TASK PROMPT ▸ Reproduce every entry exactly, without alteration.

--------------------------------------------------

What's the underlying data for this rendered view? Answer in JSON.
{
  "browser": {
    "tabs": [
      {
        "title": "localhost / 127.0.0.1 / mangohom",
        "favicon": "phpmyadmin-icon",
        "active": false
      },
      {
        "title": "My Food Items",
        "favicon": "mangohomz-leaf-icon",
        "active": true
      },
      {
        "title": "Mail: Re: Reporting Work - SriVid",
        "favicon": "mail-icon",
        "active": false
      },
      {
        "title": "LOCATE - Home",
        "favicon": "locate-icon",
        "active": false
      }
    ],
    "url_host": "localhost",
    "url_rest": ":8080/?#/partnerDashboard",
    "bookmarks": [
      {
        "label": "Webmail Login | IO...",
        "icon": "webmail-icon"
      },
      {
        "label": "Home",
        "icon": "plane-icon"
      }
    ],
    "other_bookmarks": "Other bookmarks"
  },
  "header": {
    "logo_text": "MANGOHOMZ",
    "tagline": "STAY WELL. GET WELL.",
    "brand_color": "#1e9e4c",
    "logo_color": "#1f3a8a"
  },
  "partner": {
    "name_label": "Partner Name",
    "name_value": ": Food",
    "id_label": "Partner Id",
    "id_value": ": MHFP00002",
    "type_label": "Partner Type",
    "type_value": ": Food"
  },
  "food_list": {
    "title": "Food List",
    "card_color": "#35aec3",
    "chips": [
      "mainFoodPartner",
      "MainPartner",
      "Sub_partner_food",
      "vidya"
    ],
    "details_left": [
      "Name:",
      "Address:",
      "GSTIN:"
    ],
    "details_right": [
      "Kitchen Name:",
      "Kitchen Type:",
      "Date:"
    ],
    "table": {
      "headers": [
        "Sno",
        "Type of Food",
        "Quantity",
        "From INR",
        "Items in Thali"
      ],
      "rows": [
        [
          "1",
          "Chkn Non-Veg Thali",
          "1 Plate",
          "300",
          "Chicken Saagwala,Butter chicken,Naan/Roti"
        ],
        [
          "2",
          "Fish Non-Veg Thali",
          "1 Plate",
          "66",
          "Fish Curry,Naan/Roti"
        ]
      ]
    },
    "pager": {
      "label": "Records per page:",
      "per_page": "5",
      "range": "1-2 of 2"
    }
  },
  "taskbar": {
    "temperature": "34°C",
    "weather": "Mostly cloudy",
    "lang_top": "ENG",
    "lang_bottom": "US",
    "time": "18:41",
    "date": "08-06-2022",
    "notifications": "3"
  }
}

--------------------------------------------------

WRITTEN SOLUTION ▸
What's the underlying data for this rendered view? Answer in JSON.
{
  "browser": {
    "tabs": [
      {
        "title": "localhost / 127.0.0.1 / mangohom",
        "favicon": "phpmyadmin-icon",
        "active": false
      },
      {
        "title": "My Food Items",
        "favicon": "mangohomz-leaf-icon",
        "active": true
      },
      {
        "title": "Mail: Re: Reporting Work - SriVid",
        "favicon": "mail-icon",
        "active": false
      },
      {
        "title": "LOCATE - Home",
        "favicon": "locate-icon",
        "active": false
      }
    ],
    "url_host": "localhost",
    "url_rest": ":8080/?#/partnerDashboard",
    "bookmarks": [
      {
        "label": "Webmail Login | IO...",
        "icon": "webmail-icon"
      },
      {
        "label": "Home",
        "icon": "plane-icon"
      }
    ],
    "other_bookmarks": "Other bookmarks"
  },
  "header": {
    "logo_text": "MANGOHOMZ",
    "tagline": "STAY WELL. GET WELL.",
    "brand_color": "#1e9e4c",
    "logo_color": "#1f3a8a"
  },
  "partner": {
    "name_label": "Partner Name",
    "name_value": ": Food",
    "id_label": "Partner Id",
    "id_value": ": MHFP00002",
    "type_label": "Partner Type",
    "type_value": ": Food"
  },
  "food_list": {
    "title": "Food List",
    "card_color": "#35aec3",
    "chips": [
      "mainFoodPartner",
      "MainPartner",
      "Sub_partner_food",
      "vidya"
    ],
    "details_left": [
      "Name:",
      "Address:",
      "GSTIN:"
    ],
    "details_right": [
      "Kitchen Name:",
      "Kitchen Type:",
      "Date:"
    ],
    "table": {
      "headers": [
        "Sno",
        "Type of Food",
        "Quantity",
        "From INR",
        "Items in Thali"
      ],
      "rows": [
        [
          "1",
          "Chkn Non-Veg Thali",
          "1 Plate",
          "300",
          "Chicken Saagwala,Butter chicken,Naan/Roti"
        ],
        [
          "2",
          "Fish Non-Veg Thali",
          "1 Plate",
          "66",
          "Fish Curry,Naan/Roti"
        ]
      ]
    },
    "pager": {
      "label": "Records per page:",
      "per_page": "5",
      "range": "1-2 of 2"
    }
  },
  "taskbar": {
    "temperature": "34°C",
    "weather": "Mostly cloudy",
    "lang_top": "ENG",
    "lang_bottom": "US",
    "time": "18:41",
    "date": "08-06-2022",
    "notifications": "3"
  }
}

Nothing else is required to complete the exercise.